Provided material>

------------------------

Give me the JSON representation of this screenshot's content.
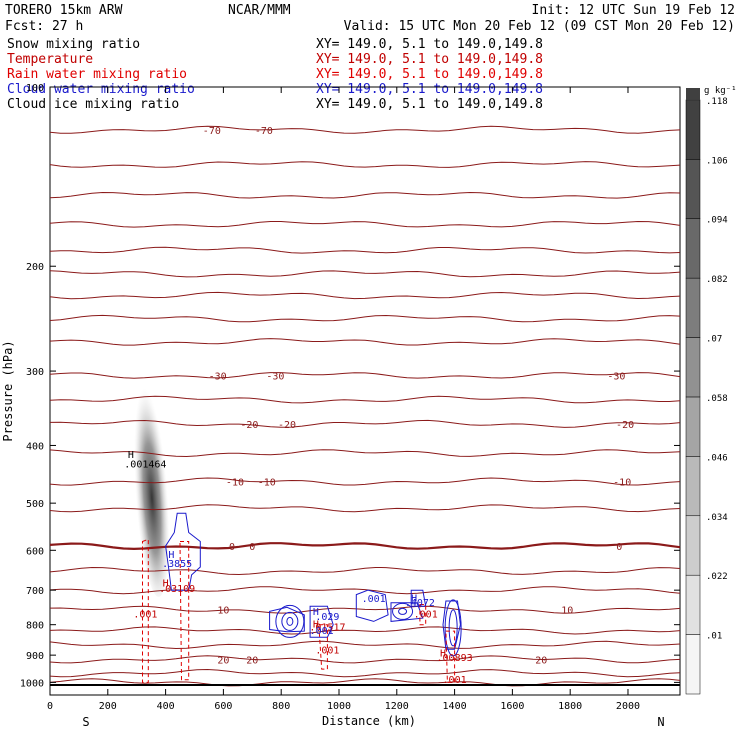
{
  "header": {
    "model": "TORERO  15km ARW",
    "center": "NCAR/MMM",
    "init": "Init: 12 UTC Sun 19 Feb 12",
    "fcst": "Fcst:   27 h",
    "valid": "Valid: 15 UTC Mon 20 Feb 12 (09 CST Mon 20 Feb 12)"
  },
  "fields": [
    {
      "name": "Snow mixing ratio",
      "xy": "XY= 149.0,  5.1 to 149.0,149.8",
      "color": "#000000"
    },
    {
      "name": "Temperature",
      "xy": "XY= 149.0,  5.1 to 149.0,149.8",
      "color": "#c00000"
    },
    {
      "name": "Rain water mixing ratio",
      "xy": "XY= 149.0,  5.1 to 149.0,149.8",
      "color": "#e00000"
    },
    {
      "name": "Cloud water mixing ratio",
      "xy": "XY= 149.0,  5.1 to 149.0,149.8",
      "color": "#1a1acc"
    },
    {
      "name": "Cloud ice mixing ratio",
      "xy": "XY= 149.0,  5.1 to 149.0,149.8",
      "color": "#000000"
    }
  ],
  "chart_data": {
    "type": "contour cross-section",
    "xlabel": "Distance (km)",
    "ylabel": "Pressure (hPa)",
    "xlim": [
      0,
      2180
    ],
    "ylim": [
      1050,
      100
    ],
    "y_scale": "log",
    "x_ticks": [
      0,
      200,
      400,
      600,
      800,
      1000,
      1200,
      1400,
      1600,
      1800,
      2000
    ],
    "x_tick_labels": [
      "0",
      "200",
      "400",
      "600",
      "800",
      "1000",
      "1200",
      "1400",
      "1600",
      "1800",
      "2000"
    ],
    "y_ticks": [
      100,
      200,
      300,
      400,
      500,
      600,
      700,
      800,
      900,
      1000
    ],
    "y_tick_labels": [
      "100",
      "200",
      "300",
      "400",
      "500",
      "600",
      "700",
      "800",
      "900",
      "1000"
    ],
    "x_end_labels": {
      "left": "S",
      "right": "N"
    },
    "surface_pressure": 1010,
    "temperature_isotherms": [
      {
        "value": -70,
        "pressure": 118,
        "labels": [
          {
            "x": 560,
            "text": "-70"
          },
          {
            "x": 740,
            "text": "-70"
          }
        ]
      },
      {
        "value": -30,
        "pressure": 305,
        "labels": [
          {
            "x": 580,
            "text": "-30"
          },
          {
            "x": 780,
            "text": "-30"
          },
          {
            "x": 1960,
            "text": "-30"
          }
        ]
      },
      {
        "value": -20,
        "pressure": 368,
        "labels": [
          {
            "x": 690,
            "text": "-20"
          },
          {
            "x": 820,
            "text": "-20"
          },
          {
            "x": 1990,
            "text": "-20"
          }
        ]
      },
      {
        "value": -10,
        "pressure": 460,
        "labels": [
          {
            "x": 640,
            "text": "-10"
          },
          {
            "x": 750,
            "text": "-10"
          },
          {
            "x": 1980,
            "text": "-10"
          }
        ]
      },
      {
        "value": 0,
        "pressure": 590,
        "labels": [
          {
            "x": 630,
            "text": "0"
          },
          {
            "x": 700,
            "text": "0"
          },
          {
            "x": 1970,
            "text": "0"
          }
        ]
      },
      {
        "value": 10,
        "pressure": 755,
        "labels": [
          {
            "x": 600,
            "text": "10"
          },
          {
            "x": 1790,
            "text": "10"
          }
        ]
      },
      {
        "value": 20,
        "pressure": 915,
        "labels": [
          {
            "x": 600,
            "text": "20"
          },
          {
            "x": 700,
            "text": "20"
          },
          {
            "x": 1700,
            "text": "20"
          }
        ]
      }
    ],
    "extra_isotherm_pressures": [
      135,
      152,
      170,
      188,
      206,
      224,
      245,
      268,
      335,
      412,
      510,
      650,
      700,
      818,
      865,
      965,
      1000
    ],
    "point_labels": [
      {
        "x": 280,
        "p": 420,
        "text": "H",
        "color": "#000000"
      },
      {
        "x": 330,
        "p": 436,
        "text": ".001464",
        "color": "#000000"
      },
      {
        "x": 420,
        "p": 618,
        "text": "H",
        "color": "#1a1acc"
      },
      {
        "x": 440,
        "p": 640,
        "text": ".3855",
        "color": "#1a1acc"
      },
      {
        "x": 400,
        "p": 690,
        "text": "H",
        "color": "#c00000"
      },
      {
        "x": 440,
        "p": 705,
        "text": ".03109",
        "color": "#c00000"
      },
      {
        "x": 330,
        "p": 778,
        "text": ".001",
        "color": "#c00000"
      },
      {
        "x": 920,
        "p": 770,
        "text": "H",
        "color": "#1a1acc"
      },
      {
        "x": 960,
        "p": 785,
        "text": ".029",
        "color": "#1a1acc"
      },
      {
        "x": 920,
        "p": 808,
        "text": "H",
        "color": "#c00000"
      },
      {
        "x": 960,
        "p": 818,
        "text": ".01517",
        "color": "#c00000"
      },
      {
        "x": 940,
        "p": 830,
        "text": ".001",
        "color": "#1a1acc"
      },
      {
        "x": 960,
        "p": 895,
        "text": ".001",
        "color": "#c00000"
      },
      {
        "x": 1120,
        "p": 733,
        "text": ".001",
        "color": "#1a1acc"
      },
      {
        "x": 1260,
        "p": 732,
        "text": "H",
        "color": "#1a1acc"
      },
      {
        "x": 1280,
        "p": 744,
        "text": ".4072",
        "color": "#1a1acc"
      },
      {
        "x": 1300,
        "p": 778,
        "text": ".001",
        "color": "#c00000"
      },
      {
        "x": 1360,
        "p": 905,
        "text": "H",
        "color": "#c00000"
      },
      {
        "x": 1400,
        "p": 920,
        "text": ".00893",
        "color": "#c00000"
      },
      {
        "x": 1400,
        "p": 1003,
        "text": ".001",
        "color": "#c00000"
      }
    ],
    "colorbar": {
      "unit": "g kg⁻¹",
      "levels": [
        0.01,
        0.022,
        0.034,
        0.046,
        0.058,
        0.07,
        0.082,
        0.094,
        0.106,
        0.118
      ],
      "labels": [
        ".01",
        ".022",
        ".034",
        ".046",
        ".058",
        ".07",
        ".082",
        ".094",
        ".106",
        ".118"
      ]
    },
    "grid": false
  }
}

------------------------

Your objective> Omit all pictures while transcribing the entries verbatim.

Task answer>
Give me the JSON representation of this screenshot's content.
{
  "header": {
    "model": "TORERO  15km ARW",
    "center": "NCAR/MMM",
    "init": "Init: 12 UTC Sun 19 Feb 12",
    "fcst": "Fcst:   27 h",
    "valid": "Valid: 15 UTC Mon 20 Feb 12 (09 CST Mon 20 Feb 12)"
  },
  "fields": [
    {
      "name": "Snow mixing ratio",
      "xy": "XY= 149.0,  5.1 to 149.0,149.8",
      "color": "#000000"
    },
    {
      "name": "Temperature",
      "xy": "XY= 149.0,  5.1 to 149.0,149.8",
      "color": "#c00000"
    },
    {
      "name": "Rain water mixing ratio",
      "xy": "XY= 149.0,  5.1 to 149.0,149.8",
      "color": "#e00000"
    },
    {
      "name": "Cloud water mixing ratio",
      "xy": "XY= 149.0,  5.1 to 149.0,149.8",
      "color": "#1a1acc"
    },
    {
      "name": "Cloud ice mixing ratio",
      "xy": "XY= 149.0,  5.1 to 149.0,149.8",
      "color": "#000000"
    }
  ],
  "chart_data": {
    "type": "contour cross-section",
    "xlabel": "Distance (km)",
    "ylabel": "Pressure (hPa)",
    "xlim": [
      0,
      2180
    ],
    "ylim": [
      1050,
      100
    ],
    "y_scale": "log",
    "x_ticks": [
      0,
      200,
      400,
      600,
      800,
      1000,
      1200,
      1400,
      1600,
      1800,
      2000
    ],
    "x_tick_labels": [
      "0",
      "200",
      "400",
      "600",
      "800",
      "1000",
      "1200",
      "1400",
      "1600",
      "1800",
      "2000"
    ],
    "y_ticks": [
      100,
      200,
      300,
      400,
      500,
      600,
      700,
      800,
      900,
      1000
    ],
    "y_tick_labels": [
      "100",
      "200",
      "300",
      "400",
      "500",
      "600",
      "700",
      "800",
      "900",
      "1000"
    ],
    "x_end_labels": {
      "left": "S",
      "right": "N"
    },
    "surface_pressure": 1010,
    "temperature_isotherms": [
      {
        "value": -70,
        "pressure": 118,
        "labels": [
          {
            "x": 560,
            "text": "-70"
          },
          {
            "x": 740,
            "text": "-70"
          }
        ]
      },
      {
        "value": -30,
        "pressure": 305,
        "labels": [
          {
            "x": 580,
            "text": "-30"
          },
          {
            "x": 780,
            "text": "-30"
          },
          {
            "x": 1960,
            "text": "-30"
          }
        ]
      },
      {
        "value": -20,
        "pressure": 368,
        "labels": [
          {
            "x": 690,
            "text": "-20"
          },
          {
            "x": 820,
            "text": "-20"
          },
          {
            "x": 1990,
            "text": "-20"
          }
        ]
      },
      {
        "value": -10,
        "pressure": 460,
        "labels": [
          {
            "x": 640,
            "text": "-10"
          },
          {
            "x": 750,
            "text": "-10"
          },
          {
            "x": 1980,
            "text": "-10"
          }
        ]
      },
      {
        "value": 0,
        "pressure": 590,
        "labels": [
          {
            "x": 630,
            "text": "0"
          },
          {
            "x": 700,
            "text": "0"
          },
          {
            "x": 1970,
            "text": "0"
          }
        ]
      },
      {
        "value": 10,
        "pressure": 755,
        "labels": [
          {
            "x": 600,
            "text": "10"
          },
          {
            "x": 1790,
            "text": "10"
          }
        ]
      },
      {
        "value": 20,
        "pressure": 915,
        "labels": [
          {
            "x": 600,
            "text": "20"
          },
          {
            "x": 700,
            "text": "20"
          },
          {
            "x": 1700,
            "text": "20"
          }
        ]
      }
    ],
    "extra_isotherm_pressures": [
      135,
      152,
      170,
      188,
      206,
      224,
      245,
      268,
      335,
      412,
      510,
      650,
      700,
      818,
      865,
      965,
      1000
    ],
    "point_labels": [
      {
        "x": 280,
        "p": 420,
        "text": "H",
        "color": "#000000"
      },
      {
        "x": 330,
        "p": 436,
        "text": ".001464",
        "color": "#000000"
      },
      {
        "x": 420,
        "p": 618,
        "text": "H",
        "color": "#1a1acc"
      },
      {
        "x": 440,
        "p": 640,
        "text": ".3855",
        "color": "#1a1acc"
      },
      {
        "x": 400,
        "p": 690,
        "text": "H",
        "color": "#c00000"
      },
      {
        "x": 440,
        "p": 705,
        "text": ".03109",
        "color": "#c00000"
      },
      {
        "x": 330,
        "p": 778,
        "text": ".001",
        "color": "#c00000"
      },
      {
        "x": 920,
        "p": 770,
        "text": "H",
        "color": "#1a1acc"
      },
      {
        "x": 960,
        "p": 785,
        "text": ".029",
        "color": "#1a1acc"
      },
      {
        "x": 920,
        "p": 808,
        "text": "H",
        "color": "#c00000"
      },
      {
        "x": 960,
        "p": 818,
        "text": ".01517",
        "color": "#c00000"
      },
      {
        "x": 940,
        "p": 830,
        "text": ".001",
        "color": "#1a1acc"
      },
      {
        "x": 960,
        "p": 895,
        "text": ".001",
        "color": "#c00000"
      },
      {
        "x": 1120,
        "p": 733,
        "text": ".001",
        "color": "#1a1acc"
      },
      {
        "x": 1260,
        "p": 732,
        "text": "H",
        "color": "#1a1acc"
      },
      {
        "x": 1280,
        "p": 744,
        "text": ".4072",
        "color": "#1a1acc"
      },
      {
        "x": 1300,
        "p": 778,
        "text": ".001",
        "color": "#c00000"
      },
      {
        "x": 1360,
        "p": 905,
        "text": "H",
        "color": "#c00000"
      },
      {
        "x": 1400,
        "p": 920,
        "text": ".00893",
        "color": "#c00000"
      },
      {
        "x": 1400,
        "p": 1003,
        "text": ".001",
        "color": "#c00000"
      }
    ],
    "colorbar": {
      "unit": "g kg⁻¹",
      "levels": [
        0.01,
        0.022,
        0.034,
        0.046,
        0.058,
        0.07,
        0.082,
        0.094,
        0.106,
        0.118
      ],
      "labels": [
        ".01",
        ".022",
        ".034",
        ".046",
        ".058",
        ".07",
        ".082",
        ".094",
        ".106",
        ".118"
      ]
    },
    "grid": false
  }
}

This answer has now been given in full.